Do this
Your task is to transcribe all of the data below exactly, omitting the images.

Task material
'''

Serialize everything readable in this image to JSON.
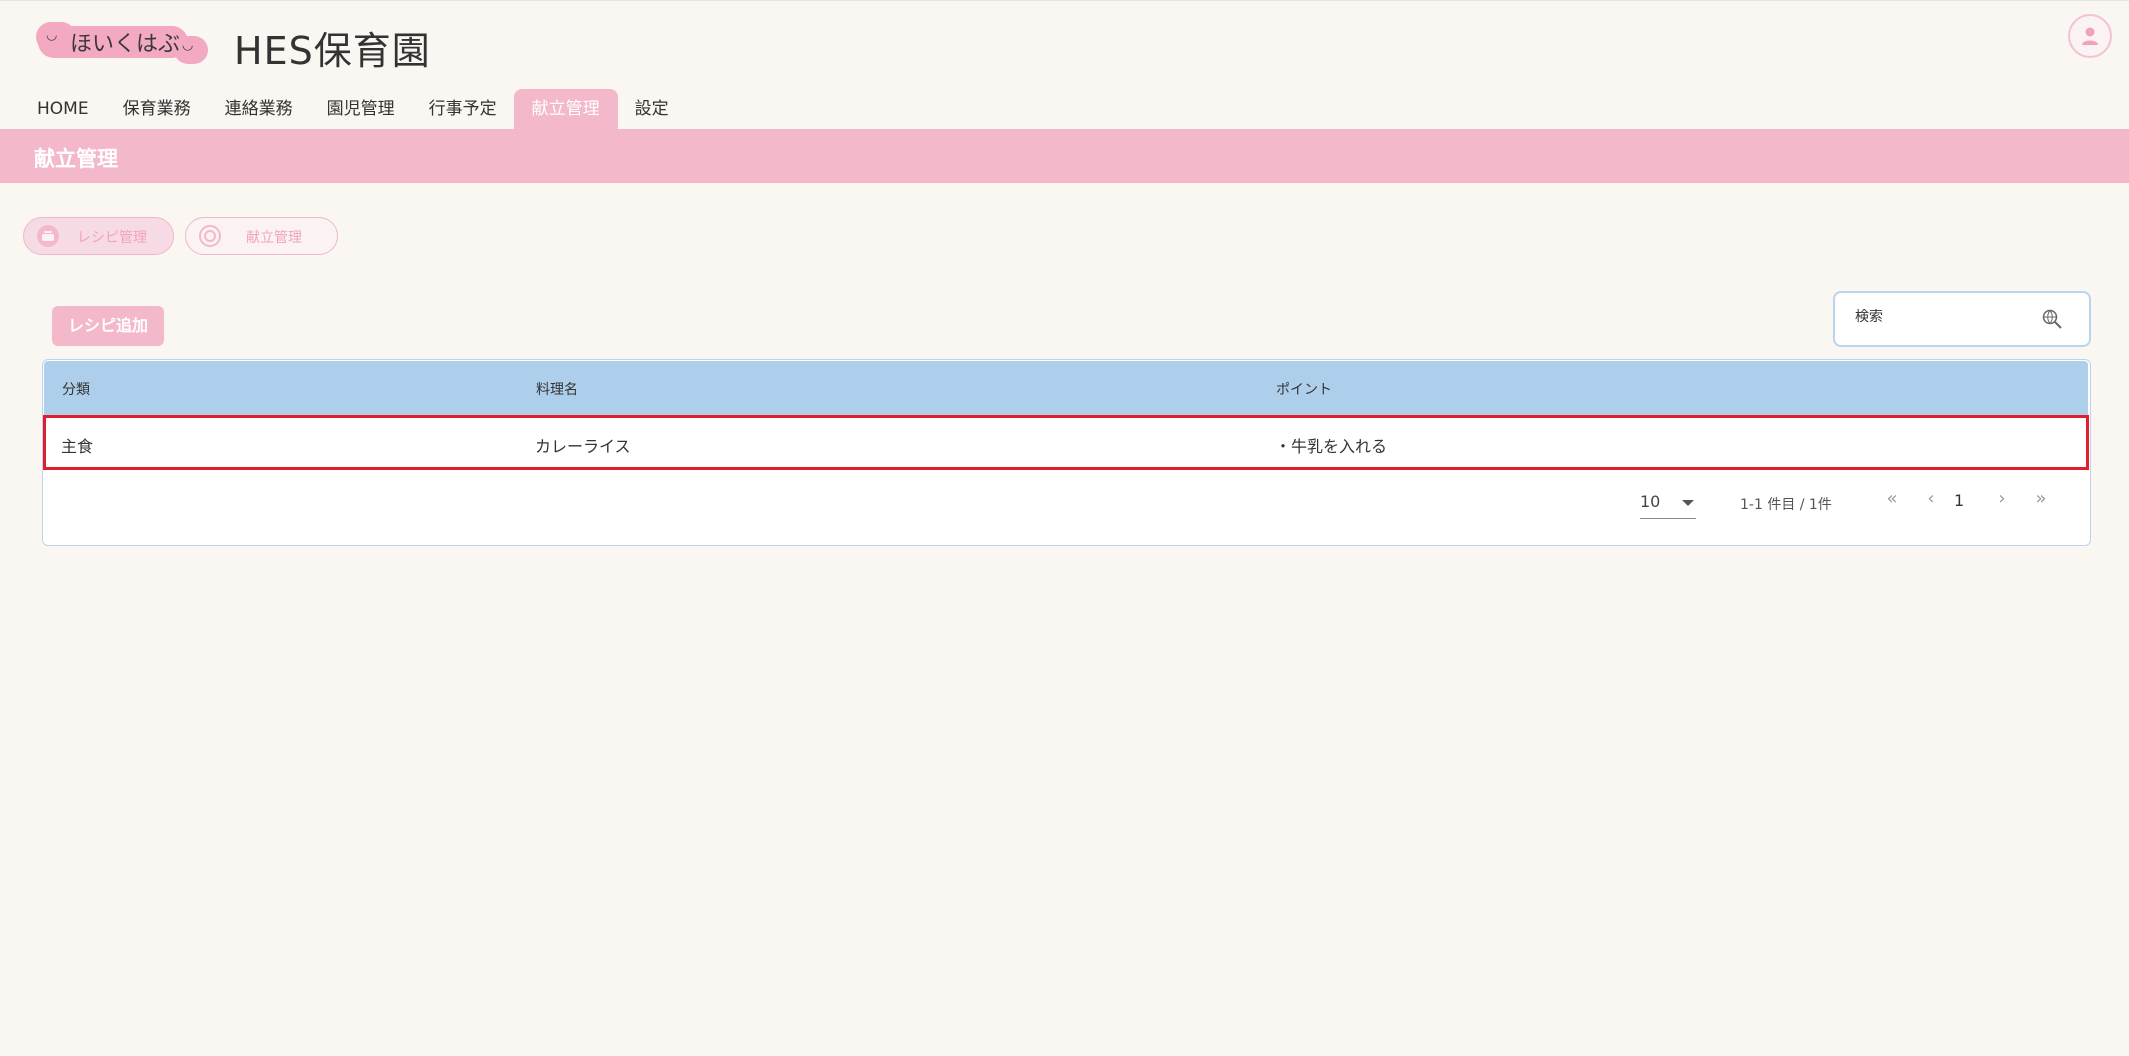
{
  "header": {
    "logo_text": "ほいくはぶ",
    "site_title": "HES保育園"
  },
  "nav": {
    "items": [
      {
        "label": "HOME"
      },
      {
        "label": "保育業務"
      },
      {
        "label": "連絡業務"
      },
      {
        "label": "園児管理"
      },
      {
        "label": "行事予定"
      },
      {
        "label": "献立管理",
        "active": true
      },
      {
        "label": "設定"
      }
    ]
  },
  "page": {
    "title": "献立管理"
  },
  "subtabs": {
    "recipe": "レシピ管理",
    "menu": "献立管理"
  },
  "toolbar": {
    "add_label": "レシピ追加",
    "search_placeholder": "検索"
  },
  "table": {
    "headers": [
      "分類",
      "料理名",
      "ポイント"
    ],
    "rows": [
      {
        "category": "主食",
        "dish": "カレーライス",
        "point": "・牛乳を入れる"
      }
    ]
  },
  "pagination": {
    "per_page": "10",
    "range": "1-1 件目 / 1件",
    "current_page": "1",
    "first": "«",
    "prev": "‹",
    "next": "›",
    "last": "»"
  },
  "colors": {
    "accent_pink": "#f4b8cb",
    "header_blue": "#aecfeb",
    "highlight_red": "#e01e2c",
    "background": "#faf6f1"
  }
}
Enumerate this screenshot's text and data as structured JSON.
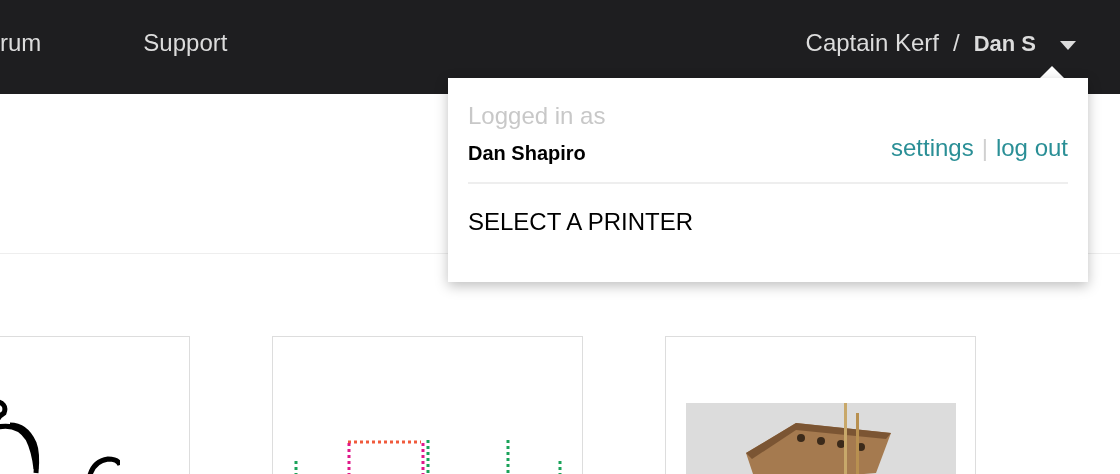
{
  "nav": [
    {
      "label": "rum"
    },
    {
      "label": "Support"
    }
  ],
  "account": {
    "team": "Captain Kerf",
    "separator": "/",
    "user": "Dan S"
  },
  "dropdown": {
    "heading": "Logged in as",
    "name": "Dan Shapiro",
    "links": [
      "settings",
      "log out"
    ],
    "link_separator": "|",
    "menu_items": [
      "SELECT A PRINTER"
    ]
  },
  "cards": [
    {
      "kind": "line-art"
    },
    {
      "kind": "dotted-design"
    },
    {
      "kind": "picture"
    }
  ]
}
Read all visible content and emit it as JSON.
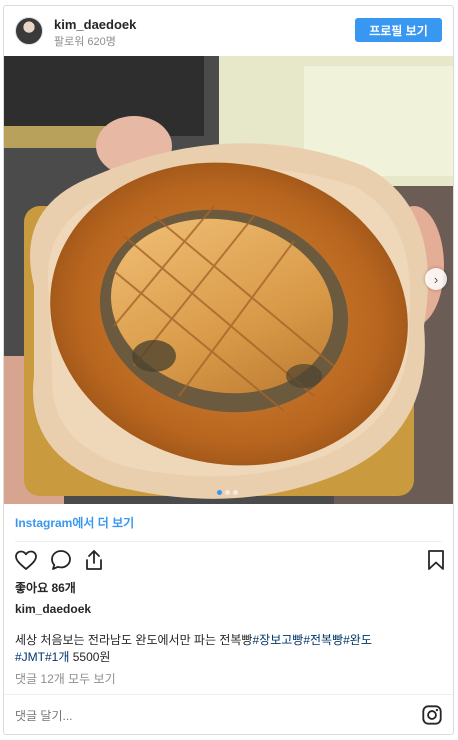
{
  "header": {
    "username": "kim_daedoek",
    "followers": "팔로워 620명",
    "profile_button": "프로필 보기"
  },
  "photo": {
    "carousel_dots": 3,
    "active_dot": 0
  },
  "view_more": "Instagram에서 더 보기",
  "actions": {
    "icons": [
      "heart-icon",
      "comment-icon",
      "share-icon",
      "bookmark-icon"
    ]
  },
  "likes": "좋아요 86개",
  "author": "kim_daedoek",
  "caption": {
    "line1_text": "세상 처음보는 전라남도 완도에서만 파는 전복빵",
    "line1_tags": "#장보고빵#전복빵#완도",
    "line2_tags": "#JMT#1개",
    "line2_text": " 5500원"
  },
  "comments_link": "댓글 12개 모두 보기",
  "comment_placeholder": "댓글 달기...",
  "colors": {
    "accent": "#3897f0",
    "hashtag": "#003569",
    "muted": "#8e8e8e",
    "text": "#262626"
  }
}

'''

Output
Serialize everything readable in this image to JSON.
{
  "header": {
    "logo_text": "ほいくはぶ",
    "site_title": "HES保育園"
  },
  "nav": {
    "items": [
      {
        "label": "HOME"
      },
      {
        "label": "保育業務"
      },
      {
        "label": "連絡業務"
      },
      {
        "label": "園児管理"
      },
      {
        "label": "行事予定"
      },
      {
        "label": "献立管理",
        "active": true
      },
      {
        "label": "設定"
      }
    ]
  },
  "page": {
    "title": "献立管理"
  },
  "subtabs": {
    "recipe": "レシピ管理",
    "menu": "献立管理"
  },
  "toolbar": {
    "add_label": "レシピ追加",
    "search_placeholder": "検索"
  },
  "table": {
    "headers": [
      "分類",
      "料理名",
      "ポイント"
    ],
    "rows": [
      {
        "category": "主食",
        "dish": "カレーライス",
        "point": "・牛乳を入れる"
      }
    ]
  },
  "pagination": {
    "per_page": "10",
    "range": "1-1 件目 / 1件",
    "current_page": "1",
    "first": "«",
    "prev": "‹",
    "next": "›",
    "last": "»"
  },
  "colors": {
    "accent_pink": "#f4b8cb",
    "header_blue": "#aecfeb",
    "highlight_red": "#e01e2c",
    "background": "#faf6f1"
  }
}
Enumerate this screenshot's text and data as structured JSON.
{
  "nav": [
    {
      "label": "rum"
    },
    {
      "label": "Support"
    }
  ],
  "account": {
    "team": "Captain Kerf",
    "separator": "/",
    "user": "Dan S"
  },
  "dropdown": {
    "heading": "Logged in as",
    "name": "Dan Shapiro",
    "links": [
      "settings",
      "log out"
    ],
    "link_separator": "|",
    "menu_items": [
      "SELECT A PRINTER"
    ]
  },
  "cards": [
    {
      "kind": "line-art"
    },
    {
      "kind": "dotted-design"
    },
    {
      "kind": "picture"
    }
  ]
}
Read all visible content and emit it as JSON.
{
  "header": {
    "username": "kim_daedoek",
    "followers": "팔로워 620명",
    "profile_button": "프로필 보기"
  },
  "photo": {
    "carousel_dots": 3,
    "active_dot": 0
  },
  "view_more": "Instagram에서 더 보기",
  "actions": {
    "icons": [
      "heart-icon",
      "comment-icon",
      "share-icon",
      "bookmark-icon"
    ]
  },
  "likes": "좋아요 86개",
  "author": "kim_daedoek",
  "caption": {
    "line1_text": "세상 처음보는 전라남도 완도에서만 파는 전복빵",
    "line1_tags": "#장보고빵#전복빵#완도",
    "line2_tags": "#JMT#1개",
    "line2_text": " 5500원"
  },
  "comments_link": "댓글 12개 모두 보기",
  "comment_placeholder": "댓글 달기...",
  "colors": {
    "accent": "#3897f0",
    "hashtag": "#003569",
    "muted": "#8e8e8e",
    "text": "#262626"
  }
}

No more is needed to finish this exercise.